Reproduce the stretch of records from the line containing "cell-kcsr: 5350523340 xyxy=(337,666,417,677)" through the line containing "table-row xyxy=(57,341,577,362)", including both of those lines.

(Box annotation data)
┌──

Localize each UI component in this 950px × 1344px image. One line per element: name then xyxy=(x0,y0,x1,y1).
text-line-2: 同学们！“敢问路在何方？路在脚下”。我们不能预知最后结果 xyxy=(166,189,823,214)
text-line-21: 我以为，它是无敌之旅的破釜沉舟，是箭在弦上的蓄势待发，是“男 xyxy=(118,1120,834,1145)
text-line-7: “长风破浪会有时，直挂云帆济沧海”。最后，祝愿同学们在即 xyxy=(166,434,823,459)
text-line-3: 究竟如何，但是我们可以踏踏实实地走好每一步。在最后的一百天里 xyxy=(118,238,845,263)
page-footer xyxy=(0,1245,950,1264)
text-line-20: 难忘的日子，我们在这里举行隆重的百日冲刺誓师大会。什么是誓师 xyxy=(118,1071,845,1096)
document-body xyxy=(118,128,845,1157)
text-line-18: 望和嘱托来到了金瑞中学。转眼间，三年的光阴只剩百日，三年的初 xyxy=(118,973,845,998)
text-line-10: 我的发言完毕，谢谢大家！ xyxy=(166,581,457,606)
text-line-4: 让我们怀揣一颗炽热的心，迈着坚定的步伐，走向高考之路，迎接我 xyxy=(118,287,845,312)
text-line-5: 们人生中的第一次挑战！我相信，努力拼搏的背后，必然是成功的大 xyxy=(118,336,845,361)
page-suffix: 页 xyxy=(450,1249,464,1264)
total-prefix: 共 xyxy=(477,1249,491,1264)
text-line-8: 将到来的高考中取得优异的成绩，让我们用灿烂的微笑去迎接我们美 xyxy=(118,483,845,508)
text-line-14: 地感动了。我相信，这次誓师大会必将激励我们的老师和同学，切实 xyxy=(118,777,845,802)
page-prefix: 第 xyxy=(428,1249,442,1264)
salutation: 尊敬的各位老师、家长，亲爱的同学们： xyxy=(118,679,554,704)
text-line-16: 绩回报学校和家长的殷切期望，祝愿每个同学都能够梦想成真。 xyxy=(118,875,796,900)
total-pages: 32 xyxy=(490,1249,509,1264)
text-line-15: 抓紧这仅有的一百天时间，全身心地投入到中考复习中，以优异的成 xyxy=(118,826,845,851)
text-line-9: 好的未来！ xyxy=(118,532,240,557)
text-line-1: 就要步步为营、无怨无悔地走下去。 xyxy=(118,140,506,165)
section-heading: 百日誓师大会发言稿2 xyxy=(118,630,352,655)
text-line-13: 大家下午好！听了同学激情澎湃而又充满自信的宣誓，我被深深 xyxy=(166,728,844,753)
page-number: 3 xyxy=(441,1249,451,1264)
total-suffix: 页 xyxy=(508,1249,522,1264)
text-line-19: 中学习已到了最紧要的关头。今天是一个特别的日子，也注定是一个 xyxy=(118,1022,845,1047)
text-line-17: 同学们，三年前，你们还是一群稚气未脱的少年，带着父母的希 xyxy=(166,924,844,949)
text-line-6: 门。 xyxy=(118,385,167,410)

└──
┌──

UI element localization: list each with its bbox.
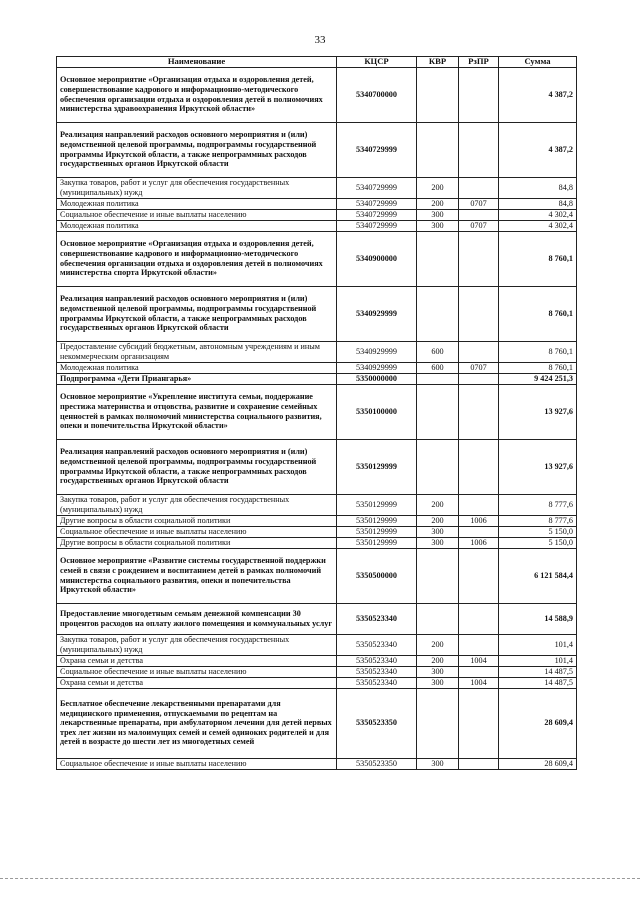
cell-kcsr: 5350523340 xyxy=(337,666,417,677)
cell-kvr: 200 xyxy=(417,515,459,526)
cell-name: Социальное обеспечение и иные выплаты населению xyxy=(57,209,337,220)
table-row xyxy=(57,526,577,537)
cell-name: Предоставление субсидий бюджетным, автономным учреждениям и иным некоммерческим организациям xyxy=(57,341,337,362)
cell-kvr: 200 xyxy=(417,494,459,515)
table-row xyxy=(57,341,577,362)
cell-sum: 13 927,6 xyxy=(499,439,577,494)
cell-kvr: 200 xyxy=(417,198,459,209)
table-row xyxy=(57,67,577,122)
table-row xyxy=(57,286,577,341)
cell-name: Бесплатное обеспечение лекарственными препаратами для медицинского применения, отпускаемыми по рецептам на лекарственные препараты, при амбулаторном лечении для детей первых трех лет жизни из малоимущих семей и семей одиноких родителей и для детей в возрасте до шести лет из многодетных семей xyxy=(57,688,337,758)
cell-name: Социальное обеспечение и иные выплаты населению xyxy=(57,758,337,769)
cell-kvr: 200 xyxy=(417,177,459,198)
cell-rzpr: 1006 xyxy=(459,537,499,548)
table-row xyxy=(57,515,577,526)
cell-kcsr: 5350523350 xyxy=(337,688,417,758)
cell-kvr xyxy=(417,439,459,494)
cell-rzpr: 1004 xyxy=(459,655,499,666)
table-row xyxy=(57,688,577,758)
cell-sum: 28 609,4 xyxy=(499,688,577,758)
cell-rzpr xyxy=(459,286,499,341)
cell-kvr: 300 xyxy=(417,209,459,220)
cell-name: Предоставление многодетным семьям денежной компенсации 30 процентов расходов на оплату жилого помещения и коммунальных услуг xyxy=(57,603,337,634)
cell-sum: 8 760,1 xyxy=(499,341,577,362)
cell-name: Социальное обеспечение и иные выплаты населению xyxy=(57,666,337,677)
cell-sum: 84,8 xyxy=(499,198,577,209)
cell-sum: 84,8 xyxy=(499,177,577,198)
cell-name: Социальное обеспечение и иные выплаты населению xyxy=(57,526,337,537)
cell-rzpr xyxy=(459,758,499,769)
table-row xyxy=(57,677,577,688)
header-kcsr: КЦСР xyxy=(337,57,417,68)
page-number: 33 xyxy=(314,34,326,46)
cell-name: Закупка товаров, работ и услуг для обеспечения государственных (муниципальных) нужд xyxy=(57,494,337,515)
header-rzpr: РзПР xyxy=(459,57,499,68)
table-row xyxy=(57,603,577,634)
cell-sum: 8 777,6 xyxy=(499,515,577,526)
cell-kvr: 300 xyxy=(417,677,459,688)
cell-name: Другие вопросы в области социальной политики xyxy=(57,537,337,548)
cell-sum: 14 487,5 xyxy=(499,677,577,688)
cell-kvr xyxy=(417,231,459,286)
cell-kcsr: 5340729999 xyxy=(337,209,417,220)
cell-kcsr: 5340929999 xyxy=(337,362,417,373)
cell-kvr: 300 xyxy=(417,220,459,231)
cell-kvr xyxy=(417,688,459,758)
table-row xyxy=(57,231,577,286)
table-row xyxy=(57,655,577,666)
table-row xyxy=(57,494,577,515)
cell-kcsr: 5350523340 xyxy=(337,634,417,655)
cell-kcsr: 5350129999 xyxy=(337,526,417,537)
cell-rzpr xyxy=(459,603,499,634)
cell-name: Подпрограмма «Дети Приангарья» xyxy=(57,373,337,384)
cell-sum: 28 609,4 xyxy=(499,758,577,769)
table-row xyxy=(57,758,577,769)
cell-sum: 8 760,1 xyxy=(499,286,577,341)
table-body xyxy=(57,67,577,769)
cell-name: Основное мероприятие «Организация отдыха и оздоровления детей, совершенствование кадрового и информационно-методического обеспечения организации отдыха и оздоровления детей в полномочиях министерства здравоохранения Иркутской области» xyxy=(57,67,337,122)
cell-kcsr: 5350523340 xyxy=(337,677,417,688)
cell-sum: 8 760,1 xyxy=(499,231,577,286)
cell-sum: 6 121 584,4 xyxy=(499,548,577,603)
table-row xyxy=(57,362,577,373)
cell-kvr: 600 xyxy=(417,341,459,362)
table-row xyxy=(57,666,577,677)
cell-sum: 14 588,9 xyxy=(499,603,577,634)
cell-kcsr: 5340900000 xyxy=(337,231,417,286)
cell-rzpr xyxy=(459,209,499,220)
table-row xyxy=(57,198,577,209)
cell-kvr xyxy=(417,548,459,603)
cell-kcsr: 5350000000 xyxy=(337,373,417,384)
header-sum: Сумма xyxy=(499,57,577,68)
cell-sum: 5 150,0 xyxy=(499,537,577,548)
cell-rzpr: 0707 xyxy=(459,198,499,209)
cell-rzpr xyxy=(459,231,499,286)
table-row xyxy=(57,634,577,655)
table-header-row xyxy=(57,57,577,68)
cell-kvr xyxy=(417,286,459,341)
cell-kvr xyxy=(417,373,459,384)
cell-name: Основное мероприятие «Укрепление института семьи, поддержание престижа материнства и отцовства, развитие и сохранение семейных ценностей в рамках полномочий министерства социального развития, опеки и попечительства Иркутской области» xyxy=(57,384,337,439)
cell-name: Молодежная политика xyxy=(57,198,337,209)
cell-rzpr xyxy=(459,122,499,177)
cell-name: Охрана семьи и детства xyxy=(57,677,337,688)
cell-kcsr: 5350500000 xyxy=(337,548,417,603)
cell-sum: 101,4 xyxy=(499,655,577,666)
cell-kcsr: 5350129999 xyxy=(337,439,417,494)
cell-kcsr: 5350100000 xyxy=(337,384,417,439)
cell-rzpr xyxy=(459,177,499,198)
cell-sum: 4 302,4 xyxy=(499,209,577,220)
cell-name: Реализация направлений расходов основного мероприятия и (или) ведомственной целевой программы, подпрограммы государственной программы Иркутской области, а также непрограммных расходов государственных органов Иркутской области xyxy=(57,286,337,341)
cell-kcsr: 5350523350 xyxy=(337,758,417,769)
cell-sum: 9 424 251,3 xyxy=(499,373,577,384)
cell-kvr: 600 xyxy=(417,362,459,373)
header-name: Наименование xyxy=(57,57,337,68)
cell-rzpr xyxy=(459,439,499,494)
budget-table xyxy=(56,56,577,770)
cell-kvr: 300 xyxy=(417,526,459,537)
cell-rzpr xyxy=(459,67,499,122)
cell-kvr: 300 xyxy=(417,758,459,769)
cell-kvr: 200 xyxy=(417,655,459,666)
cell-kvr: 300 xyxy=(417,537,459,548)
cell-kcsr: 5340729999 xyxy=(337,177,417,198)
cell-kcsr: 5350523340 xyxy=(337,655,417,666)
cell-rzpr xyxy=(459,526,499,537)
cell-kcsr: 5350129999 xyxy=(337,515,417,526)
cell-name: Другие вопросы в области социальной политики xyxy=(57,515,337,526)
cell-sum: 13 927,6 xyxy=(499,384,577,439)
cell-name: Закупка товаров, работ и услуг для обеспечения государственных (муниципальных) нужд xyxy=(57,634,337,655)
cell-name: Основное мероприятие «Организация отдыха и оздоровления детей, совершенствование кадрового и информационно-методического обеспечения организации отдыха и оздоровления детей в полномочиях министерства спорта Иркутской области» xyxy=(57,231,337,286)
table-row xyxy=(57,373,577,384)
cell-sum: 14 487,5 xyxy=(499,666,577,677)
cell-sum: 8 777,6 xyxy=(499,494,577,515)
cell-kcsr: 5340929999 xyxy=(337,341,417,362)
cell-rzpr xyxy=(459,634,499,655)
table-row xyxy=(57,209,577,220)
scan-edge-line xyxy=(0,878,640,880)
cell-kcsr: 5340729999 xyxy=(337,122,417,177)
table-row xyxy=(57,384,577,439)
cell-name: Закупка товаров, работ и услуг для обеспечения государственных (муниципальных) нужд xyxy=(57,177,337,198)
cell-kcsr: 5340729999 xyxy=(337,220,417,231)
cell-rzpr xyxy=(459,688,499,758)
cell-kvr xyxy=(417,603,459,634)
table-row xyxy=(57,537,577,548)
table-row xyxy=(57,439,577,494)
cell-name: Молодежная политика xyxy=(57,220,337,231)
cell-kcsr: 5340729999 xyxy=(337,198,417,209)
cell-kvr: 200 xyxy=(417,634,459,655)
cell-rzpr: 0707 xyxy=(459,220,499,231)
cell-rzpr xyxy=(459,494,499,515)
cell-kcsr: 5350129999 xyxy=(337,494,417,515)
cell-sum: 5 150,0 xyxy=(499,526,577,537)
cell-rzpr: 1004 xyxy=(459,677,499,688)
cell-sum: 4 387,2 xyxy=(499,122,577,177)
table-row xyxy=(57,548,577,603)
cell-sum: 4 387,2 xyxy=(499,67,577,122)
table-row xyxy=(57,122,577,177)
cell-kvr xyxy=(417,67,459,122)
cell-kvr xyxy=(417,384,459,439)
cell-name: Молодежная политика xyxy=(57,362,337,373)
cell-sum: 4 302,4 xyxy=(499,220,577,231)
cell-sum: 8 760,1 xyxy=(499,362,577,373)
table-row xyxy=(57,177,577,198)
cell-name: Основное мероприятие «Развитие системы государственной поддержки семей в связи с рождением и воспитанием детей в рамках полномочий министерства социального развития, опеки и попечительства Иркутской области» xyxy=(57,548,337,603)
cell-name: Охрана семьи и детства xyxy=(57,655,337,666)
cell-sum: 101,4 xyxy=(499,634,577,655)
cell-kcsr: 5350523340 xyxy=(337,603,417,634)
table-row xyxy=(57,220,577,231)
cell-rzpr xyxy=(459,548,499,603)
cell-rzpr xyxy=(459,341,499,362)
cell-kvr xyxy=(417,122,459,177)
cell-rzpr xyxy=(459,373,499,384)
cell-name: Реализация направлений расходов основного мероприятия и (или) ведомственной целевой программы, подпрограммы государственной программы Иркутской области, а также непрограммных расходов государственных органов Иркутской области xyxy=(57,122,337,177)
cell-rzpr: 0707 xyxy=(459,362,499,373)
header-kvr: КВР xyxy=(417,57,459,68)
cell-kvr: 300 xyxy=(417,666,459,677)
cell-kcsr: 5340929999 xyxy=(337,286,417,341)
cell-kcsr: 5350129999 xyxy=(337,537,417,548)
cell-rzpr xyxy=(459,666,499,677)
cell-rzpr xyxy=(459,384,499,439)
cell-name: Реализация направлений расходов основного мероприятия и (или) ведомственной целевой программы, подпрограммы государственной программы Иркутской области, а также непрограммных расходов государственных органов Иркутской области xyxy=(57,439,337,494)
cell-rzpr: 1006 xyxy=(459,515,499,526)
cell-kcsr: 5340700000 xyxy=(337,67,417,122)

└──
┌──

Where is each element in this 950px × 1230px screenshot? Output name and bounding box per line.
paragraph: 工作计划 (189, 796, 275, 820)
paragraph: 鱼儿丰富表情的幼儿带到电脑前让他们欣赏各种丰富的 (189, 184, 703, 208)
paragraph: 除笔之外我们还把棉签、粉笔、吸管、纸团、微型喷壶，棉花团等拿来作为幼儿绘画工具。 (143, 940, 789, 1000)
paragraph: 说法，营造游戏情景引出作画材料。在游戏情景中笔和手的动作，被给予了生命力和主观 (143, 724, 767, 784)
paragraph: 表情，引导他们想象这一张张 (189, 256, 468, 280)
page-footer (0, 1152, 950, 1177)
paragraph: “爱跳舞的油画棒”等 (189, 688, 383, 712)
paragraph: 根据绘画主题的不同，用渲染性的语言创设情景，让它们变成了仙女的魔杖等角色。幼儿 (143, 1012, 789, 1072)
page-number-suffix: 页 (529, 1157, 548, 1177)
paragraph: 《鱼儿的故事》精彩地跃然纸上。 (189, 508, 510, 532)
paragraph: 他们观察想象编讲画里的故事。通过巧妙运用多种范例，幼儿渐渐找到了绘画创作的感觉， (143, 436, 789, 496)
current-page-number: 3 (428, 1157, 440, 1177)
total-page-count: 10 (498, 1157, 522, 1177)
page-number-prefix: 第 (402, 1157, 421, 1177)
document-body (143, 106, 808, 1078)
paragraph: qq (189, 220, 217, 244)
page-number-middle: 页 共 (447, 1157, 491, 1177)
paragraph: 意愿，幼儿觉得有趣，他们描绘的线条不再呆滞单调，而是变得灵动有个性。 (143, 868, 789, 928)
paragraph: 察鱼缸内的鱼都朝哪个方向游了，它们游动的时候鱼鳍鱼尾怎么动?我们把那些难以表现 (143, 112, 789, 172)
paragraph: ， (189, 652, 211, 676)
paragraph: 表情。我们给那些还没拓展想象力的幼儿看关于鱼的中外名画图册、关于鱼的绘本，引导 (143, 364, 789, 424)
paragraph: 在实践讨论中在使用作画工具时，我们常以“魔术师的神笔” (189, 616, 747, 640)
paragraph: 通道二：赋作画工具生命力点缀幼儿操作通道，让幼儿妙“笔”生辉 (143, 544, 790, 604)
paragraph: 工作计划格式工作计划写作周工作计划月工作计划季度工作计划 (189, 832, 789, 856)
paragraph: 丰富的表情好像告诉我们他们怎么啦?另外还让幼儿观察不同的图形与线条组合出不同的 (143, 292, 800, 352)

└──

Full solution
cell-kcsr: 5350523340 xyxy=(337,666,417,677)
cell-kvr: 200 xyxy=(417,515,459,526)
cell-name: Социальное обеспечение и иные выплаты населению xyxy=(57,209,337,220)
table-row xyxy=(57,526,577,537)
cell-name: Предоставление субсидий бюджетным, автономным учреждениям и иным некоммерческим организациям xyxy=(57,341,337,362)
cell-kvr: 200 xyxy=(417,494,459,515)
table-row xyxy=(57,341,577,362)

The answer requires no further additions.